--- WHAT THE TASK ASKS ---
Copy out the listing that follows, exact in every word, and skip the images.

--- RECORDS FOR THE TASK ---
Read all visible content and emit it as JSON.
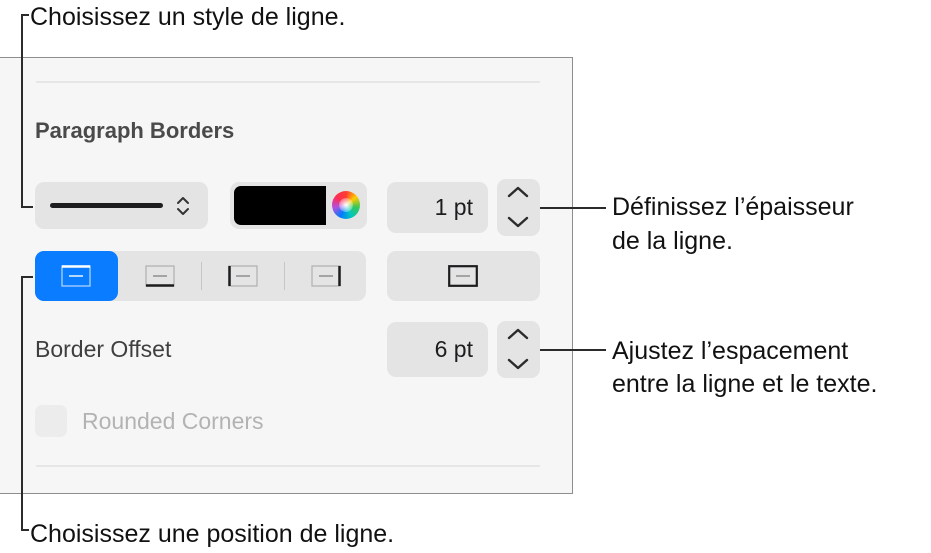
{
  "callouts": {
    "style": "Choisissez un style de ligne.",
    "thickness_line1": "Définissez l’épaisseur",
    "thickness_line2": "de la ligne.",
    "spacing_line1": "Ajustez l’espacement",
    "spacing_line2": "entre la ligne et le texte.",
    "position": "Choisissez une position de ligne."
  },
  "panel": {
    "section_title": "Paragraph Borders",
    "line_style": {
      "selected": "solid-line",
      "icon": "chevron-up-down-icon"
    },
    "color_well": {
      "color": "#000000",
      "picker_icon": "color-wheel-icon"
    },
    "thickness": {
      "value": "1 pt"
    },
    "position_buttons": [
      {
        "name": "top",
        "selected": true
      },
      {
        "name": "bottom",
        "selected": false
      },
      {
        "name": "left",
        "selected": false
      },
      {
        "name": "right",
        "selected": false
      }
    ],
    "all_sides_button": {
      "name": "box-all-sides"
    },
    "border_offset": {
      "label": "Border Offset",
      "value": "6 pt"
    },
    "rounded_corners": {
      "label": "Rounded Corners",
      "checked": false,
      "enabled": false
    }
  },
  "colors": {
    "accent": "#0a7cff",
    "control_bg": "#e4e4e4",
    "panel_bg": "#f6f6f6"
  }
}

--- ANSWER ---
Read all visible content and emit it as JSON.
{
  "callouts": {
    "style": "Choisissez un style de ligne.",
    "thickness_line1": "Définissez l’épaisseur",
    "thickness_line2": "de la ligne.",
    "spacing_line1": "Ajustez l’espacement",
    "spacing_line2": "entre la ligne et le texte.",
    "position": "Choisissez une position de ligne."
  },
  "panel": {
    "section_title": "Paragraph Borders",
    "line_style": {
      "selected": "solid-line",
      "icon": "chevron-up-down-icon"
    },
    "color_well": {
      "color": "#000000",
      "picker_icon": "color-wheel-icon"
    },
    "thickness": {
      "value": "1 pt"
    },
    "position_buttons": [
      {
        "name": "top",
        "selected": true
      },
      {
        "name": "bottom",
        "selected": false
      },
      {
        "name": "left",
        "selected": false
      },
      {
        "name": "right",
        "selected": false
      }
    ],
    "all_sides_button": {
      "name": "box-all-sides"
    },
    "border_offset": {
      "label": "Border Offset",
      "value": "6 pt"
    },
    "rounded_corners": {
      "label": "Rounded Corners",
      "checked": false,
      "enabled": false
    }
  },
  "colors": {
    "accent": "#0a7cff",
    "control_bg": "#e4e4e4",
    "panel_bg": "#f6f6f6"
  }
}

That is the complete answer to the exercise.